» SHORT PROBLEM: Every line holding the word "Çevresi" counts once. Give the total, nothing more.
════════════════
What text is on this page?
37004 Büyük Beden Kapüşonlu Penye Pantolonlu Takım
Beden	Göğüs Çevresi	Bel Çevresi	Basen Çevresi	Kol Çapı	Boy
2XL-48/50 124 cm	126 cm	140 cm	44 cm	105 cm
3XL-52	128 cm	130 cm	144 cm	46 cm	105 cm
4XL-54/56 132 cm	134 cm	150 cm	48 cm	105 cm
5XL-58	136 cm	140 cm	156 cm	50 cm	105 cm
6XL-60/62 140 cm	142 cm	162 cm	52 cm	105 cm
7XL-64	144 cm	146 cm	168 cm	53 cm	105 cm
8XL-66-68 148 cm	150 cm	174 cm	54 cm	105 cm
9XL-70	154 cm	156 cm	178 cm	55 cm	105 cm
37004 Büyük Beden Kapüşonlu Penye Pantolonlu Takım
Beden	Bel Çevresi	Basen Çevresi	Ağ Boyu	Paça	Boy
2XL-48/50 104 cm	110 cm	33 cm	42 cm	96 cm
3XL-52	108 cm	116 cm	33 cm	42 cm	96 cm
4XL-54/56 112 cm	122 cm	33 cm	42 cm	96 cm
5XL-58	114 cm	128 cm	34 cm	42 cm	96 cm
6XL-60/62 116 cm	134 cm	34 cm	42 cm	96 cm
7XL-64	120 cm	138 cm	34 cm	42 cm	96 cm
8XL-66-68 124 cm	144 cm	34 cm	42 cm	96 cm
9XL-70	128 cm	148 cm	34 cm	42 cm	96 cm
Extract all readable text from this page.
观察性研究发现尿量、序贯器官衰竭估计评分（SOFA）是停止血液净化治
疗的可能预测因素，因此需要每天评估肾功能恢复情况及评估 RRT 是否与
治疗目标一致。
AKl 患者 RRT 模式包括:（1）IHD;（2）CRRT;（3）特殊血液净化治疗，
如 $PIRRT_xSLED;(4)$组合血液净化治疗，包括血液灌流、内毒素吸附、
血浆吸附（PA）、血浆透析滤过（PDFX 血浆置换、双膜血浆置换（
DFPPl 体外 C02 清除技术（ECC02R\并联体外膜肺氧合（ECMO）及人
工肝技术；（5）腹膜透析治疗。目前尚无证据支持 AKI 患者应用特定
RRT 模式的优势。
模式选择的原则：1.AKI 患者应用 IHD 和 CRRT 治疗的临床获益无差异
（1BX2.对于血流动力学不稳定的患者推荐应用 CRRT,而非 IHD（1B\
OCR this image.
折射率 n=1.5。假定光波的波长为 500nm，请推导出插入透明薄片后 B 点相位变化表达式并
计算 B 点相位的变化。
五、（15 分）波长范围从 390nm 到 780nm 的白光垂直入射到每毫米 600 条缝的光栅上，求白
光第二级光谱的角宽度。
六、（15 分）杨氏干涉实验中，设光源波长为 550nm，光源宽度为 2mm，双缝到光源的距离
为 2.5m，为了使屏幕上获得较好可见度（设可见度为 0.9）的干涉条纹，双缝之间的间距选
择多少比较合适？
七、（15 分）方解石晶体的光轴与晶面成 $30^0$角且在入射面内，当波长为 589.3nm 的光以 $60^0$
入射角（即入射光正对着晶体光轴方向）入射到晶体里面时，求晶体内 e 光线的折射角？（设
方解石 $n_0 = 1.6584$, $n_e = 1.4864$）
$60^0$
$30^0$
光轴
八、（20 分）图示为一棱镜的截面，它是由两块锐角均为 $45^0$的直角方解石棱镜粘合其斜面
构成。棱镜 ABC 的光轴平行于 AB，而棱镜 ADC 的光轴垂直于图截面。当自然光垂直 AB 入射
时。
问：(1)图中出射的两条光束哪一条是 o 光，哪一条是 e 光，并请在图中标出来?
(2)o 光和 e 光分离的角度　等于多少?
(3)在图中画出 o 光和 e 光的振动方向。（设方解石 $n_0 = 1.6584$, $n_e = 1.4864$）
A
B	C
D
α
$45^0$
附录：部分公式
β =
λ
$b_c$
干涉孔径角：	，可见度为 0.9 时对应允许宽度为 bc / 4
════════════════
» WRITTEN RESPONSE: 2